Written task
Exactly the lines from the line containing "Serialize everything readable" through the final line of the entries below must be returned, and only those, without pictures.

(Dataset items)
####

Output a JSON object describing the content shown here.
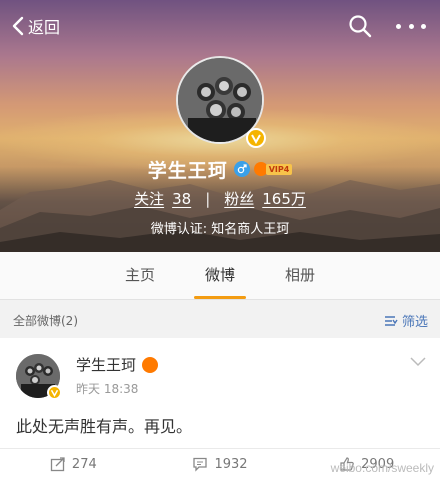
{
  "topbar": {
    "back_label": "返回"
  },
  "profile": {
    "name": "学生王珂",
    "vip_label": "VIP4",
    "follow_label": "关注",
    "follow_count": "38",
    "fans_label": "粉丝",
    "fans_count": "165万",
    "verify_text": "微博认证: 知名商人王珂"
  },
  "tabs": [
    {
      "label": "主页"
    },
    {
      "label": "微博"
    },
    {
      "label": "相册"
    }
  ],
  "active_tab": "微博",
  "filter": {
    "count_label": "全部微博(2)",
    "filter_label": "筛选"
  },
  "post": {
    "author": "学生王珂",
    "time": "昨天 18:38",
    "text": "此处无声胜有声。再见。",
    "reposts": "274",
    "comments": "1932",
    "likes": "2909"
  },
  "watermark": "weibo.com/sweekly",
  "colors": {
    "accent": "#f39c12",
    "link": "#4a76b8",
    "verify": "#f5b400",
    "gender": "#3aa0e8"
  }
}
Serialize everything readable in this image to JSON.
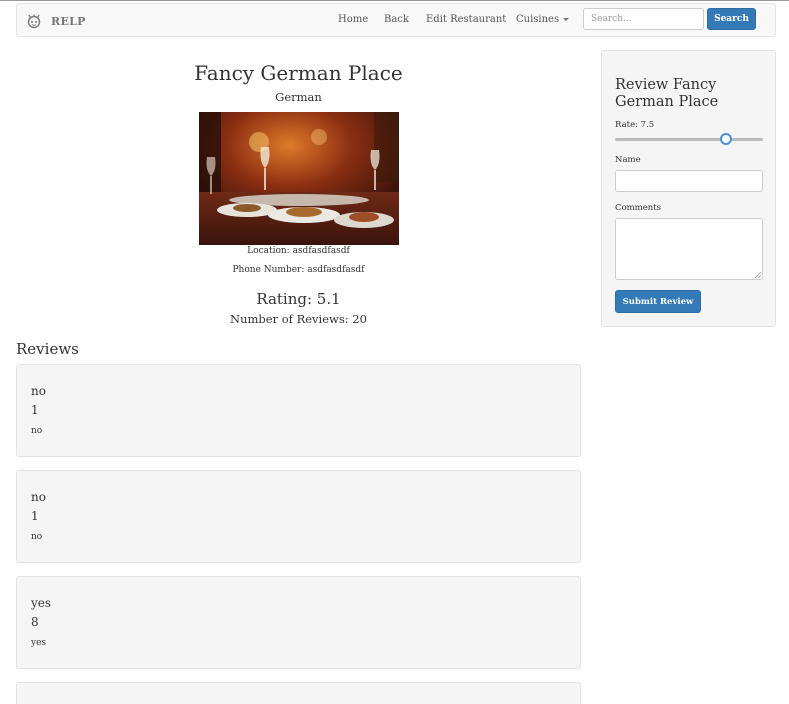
{
  "navbar": {
    "brand": "RELP",
    "links": [
      "Home",
      "Back",
      "Edit Restaurant"
    ],
    "cuisines_label": "Cuisines",
    "search_placeholder": "Search...",
    "search_button": "Search"
  },
  "restaurant": {
    "name": "Fancy German Place",
    "cuisine": "German",
    "location": "Location: asdfasdfasdf",
    "phone": "Phone Number: asdfasdfasdf",
    "rating": "Rating: 5.1",
    "num_reviews": "Number of Reviews: 20"
  },
  "reviews": {
    "heading": "Reviews",
    "items": [
      {
        "name": "no",
        "rating": "1",
        "comment": "no"
      },
      {
        "name": "no",
        "rating": "1",
        "comment": "no"
      },
      {
        "name": "yes",
        "rating": "8",
        "comment": "yes"
      },
      {
        "name": "",
        "rating": "",
        "comment": ""
      }
    ]
  },
  "review_form": {
    "title": "Review Fancy German Place",
    "rate_label": "Rate: 7.5",
    "rate_value": 7.5,
    "rate_min": 0,
    "rate_max": 10,
    "name_label": "Name",
    "comments_label": "Comments",
    "submit_label": "Submit Review"
  },
  "colors": {
    "primary": "#337ab7",
    "panel_bg": "#f5f5f5",
    "navbar_bg": "#f8f8f8"
  }
}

####

Exercise answer
Serialize everything readable in this image to JSON.
{
  "navbar": {
    "brand": "RELP",
    "links": [
      "Home",
      "Back",
      "Edit Restaurant"
    ],
    "cuisines_label": "Cuisines",
    "search_placeholder": "Search...",
    "search_button": "Search"
  },
  "restaurant": {
    "name": "Fancy German Place",
    "cuisine": "German",
    "location": "Location: asdfasdfasdf",
    "phone": "Phone Number: asdfasdfasdf",
    "rating": "Rating: 5.1",
    "num_reviews": "Number of Reviews: 20"
  },
  "reviews": {
    "heading": "Reviews",
    "items": [
      {
        "name": "no",
        "rating": "1",
        "comment": "no"
      },
      {
        "name": "no",
        "rating": "1",
        "comment": "no"
      },
      {
        "name": "yes",
        "rating": "8",
        "comment": "yes"
      },
      {
        "name": "",
        "rating": "",
        "comment": ""
      }
    ]
  },
  "review_form": {
    "title": "Review Fancy German Place",
    "rate_label": "Rate: 7.5",
    "rate_value": 7.5,
    "rate_min": 0,
    "rate_max": 10,
    "name_label": "Name",
    "comments_label": "Comments",
    "submit_label": "Submit Review"
  },
  "colors": {
    "primary": "#337ab7",
    "panel_bg": "#f5f5f5",
    "navbar_bg": "#f8f8f8"
  }
}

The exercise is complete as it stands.